WHAT YOU ARE ASKED TO DO
In the records below, find the line that contains "Transcribe the text in this document.". Retype that line and all the lines after it through the end, leaving out the pictures.

### EXTRACTED MATERIAL

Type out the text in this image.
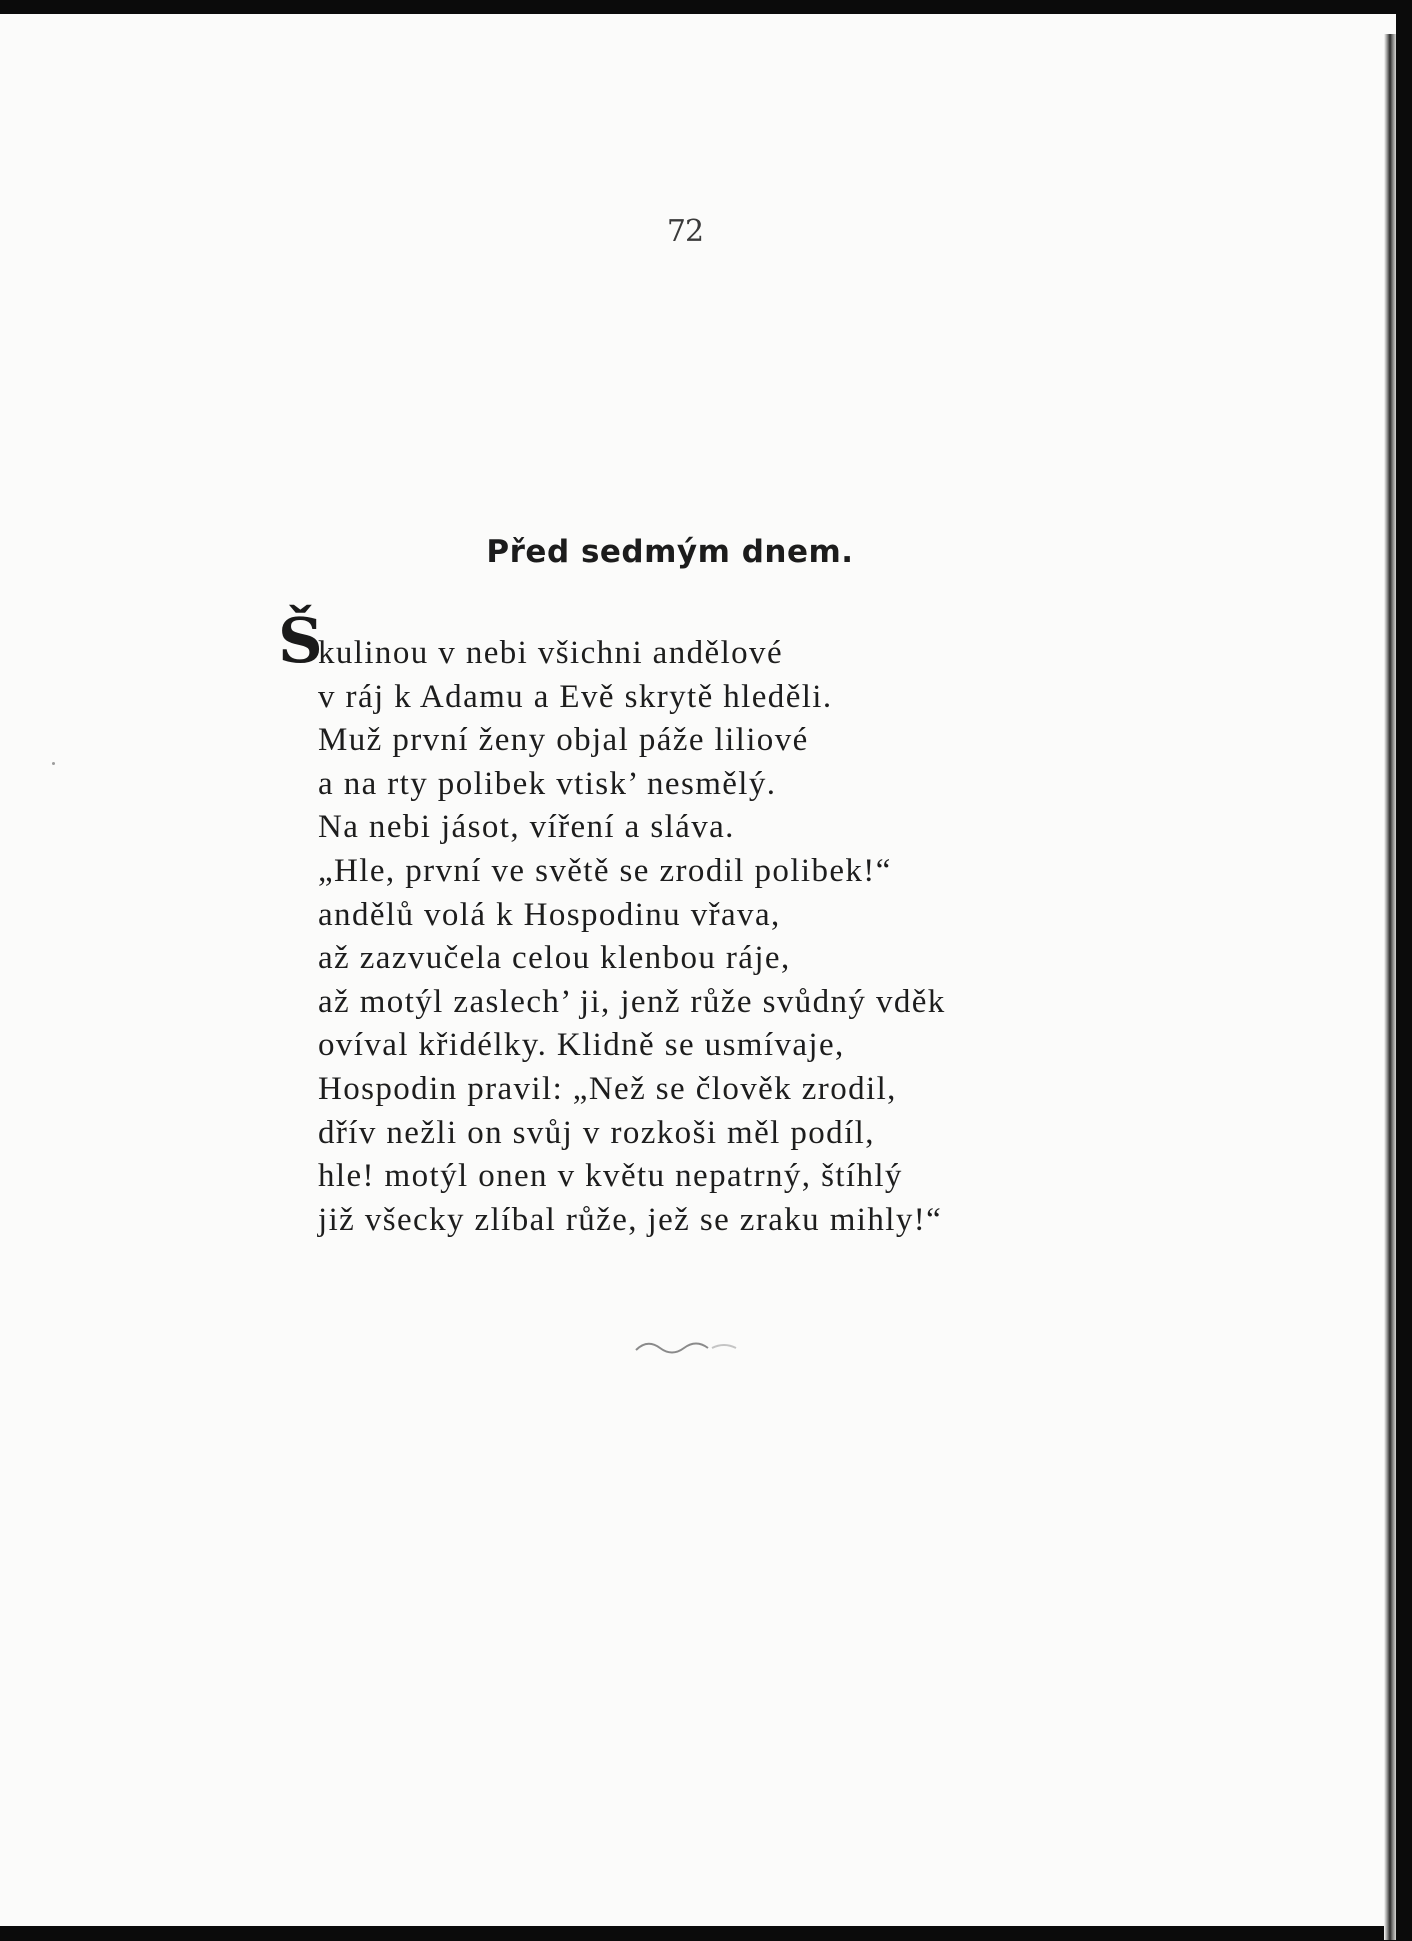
72
Před sedmým dnem.
Š
kulinou v nebi všichni andělové
v ráj k Adamu a Evě skrytě hleděli.
Muž první ženy objal páže liliové
a na rty polibek vtisk’ nesmělý.
Na nebi jásot, víření a sláva.
„Hle, první ve světě se zrodil polibek!“
andělů volá k Hospodinu vřava,
až zazvučela celou klenbou ráje,
až motýl zaslech’ ji, jenž růže svůdný vděk
ovíval křidélky. Klidně se usmívaje,
Hospodin pravil: „Než se člověk zrodil,
dřív nežli on svůj v rozkoši měl podíl,
hle! motýl onen v květu nepatrný, štíhlý
již všecky zlíbal růže, jež se zraku mihly!“
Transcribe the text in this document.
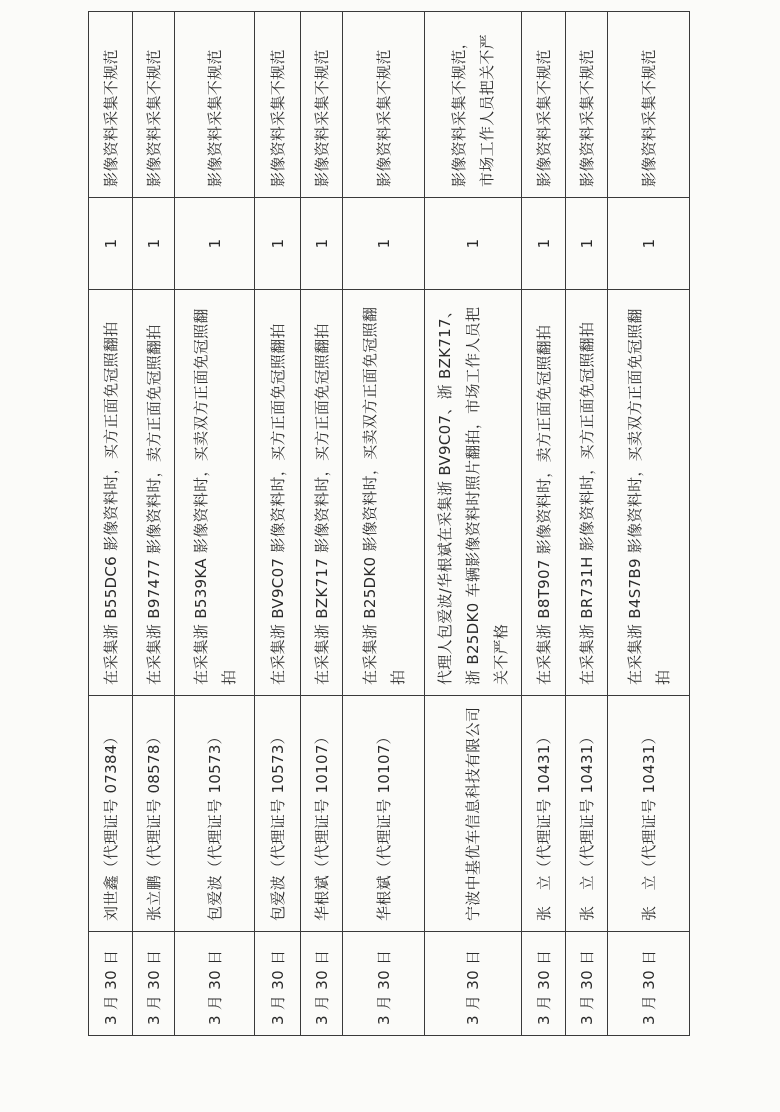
3 月 30 日	刘世鑫（代理证号 07384）	在采集浙 B55DC6 影像资料时，买方正面免冠照翻拍	1	影像资料采集不规范
3 月 30 日	张立鹏（代理证号 08578）	在采集浙 B97477 影像资料时，卖方正面免冠照翻拍	1	影像资料采集不规范
3 月 30 日	包爱波（代理证号 10573）	在采集浙 B539KA 影像资料时，买卖双方正面免冠照翻拍	1	影像资料采集不规范
3 月 30 日	包爱波（代理证号 10573）	在采集浙 BV9C07 影像资料时，买方正面免冠照翻拍	1	影像资料采集不规范
3 月 30 日	华根斌（代理证号 10107）	在采集浙 BZK717 影像资料时，买方正面免冠照翻拍	1	影像资料采集不规范
3 月 30 日	华根斌（代理证号 10107）	在采集浙 B25DK0 影像资料时，买卖双方正面免冠照翻拍	1	影像资料采集不规范
3 月 30 日	宁波中基优车信息科技有限公司	代理人包爱波/华根斌在采集浙 BV9C07、浙 BZK717、浙 B25DK0 车辆影像资料时照片翻拍，市场工作人员把关不严格	1	影像资料采集不规范，市场工作人员把关不严
3 月 30 日	张　立（代理证号 10431）	在采集浙 B8T907 影像资料时，卖方正面免冠照翻拍	1	影像资料采集不规范
3 月 30 日	张　立（代理证号 10431）	在采集浙 BR731H 影像资料时，买方正面免冠照翻拍	1	影像资料采集不规范
3 月 30 日	张　立（代理证号 10431）	在采集浙 B4S7B9 影像资料时，买卖双方正面免冠照翻拍	1	影像资料采集不规范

######

CORRECT OUTPUT
Transcribe the text in this document.
3 月 30 日	刘世鑫（代理证号 07384）	在采集浙 B55DC6 影像资料时，买方正面免冠照翻拍	1	影像资料采集不规范
3 月 30 日	张立鹏（代理证号 08578）	在采集浙 B97477 影像资料时，卖方正面免冠照翻拍	1	影像资料采集不规范
3 月 30 日	包爱波（代理证号 10573）	在采集浙 B539KA 影像资料时，买卖双方正面免冠照翻拍	1	影像资料采集不规范
3 月 30 日	包爱波（代理证号 10573）	在采集浙 BV9C07 影像资料时，买方正面免冠照翻拍	1	影像资料采集不规范
3 月 30 日	华根斌（代理证号 10107）	在采集浙 BZK717 影像资料时，买方正面免冠照翻拍	1	影像资料采集不规范
3 月 30 日	华根斌（代理证号 10107）	在采集浙 B25DK0 影像资料时，买卖双方正面免冠照翻拍	1	影像资料采集不规范
3 月 30 日	宁波中基优车信息科技有限公司	代理人包爱波/华根斌在采集浙 BV9C07、浙 BZK717、浙 B25DK0 车辆影像资料时照片翻拍，市场工作人员把关不严格	1	影像资料采集不规范，市场工作人员把关不严
3 月 30 日	张　立（代理证号 10431）	在采集浙 B8T907 影像资料时，卖方正面免冠照翻拍	1	影像资料采集不规范
3 月 30 日	张　立（代理证号 10431）	在采集浙 BR731H 影像资料时，买方正面免冠照翻拍	1	影像资料采集不规范
3 月 30 日	张　立（代理证号 10431）	在采集浙 B4S7B9 影像资料时，买卖双方正面免冠照翻拍	1	影像资料采集不规范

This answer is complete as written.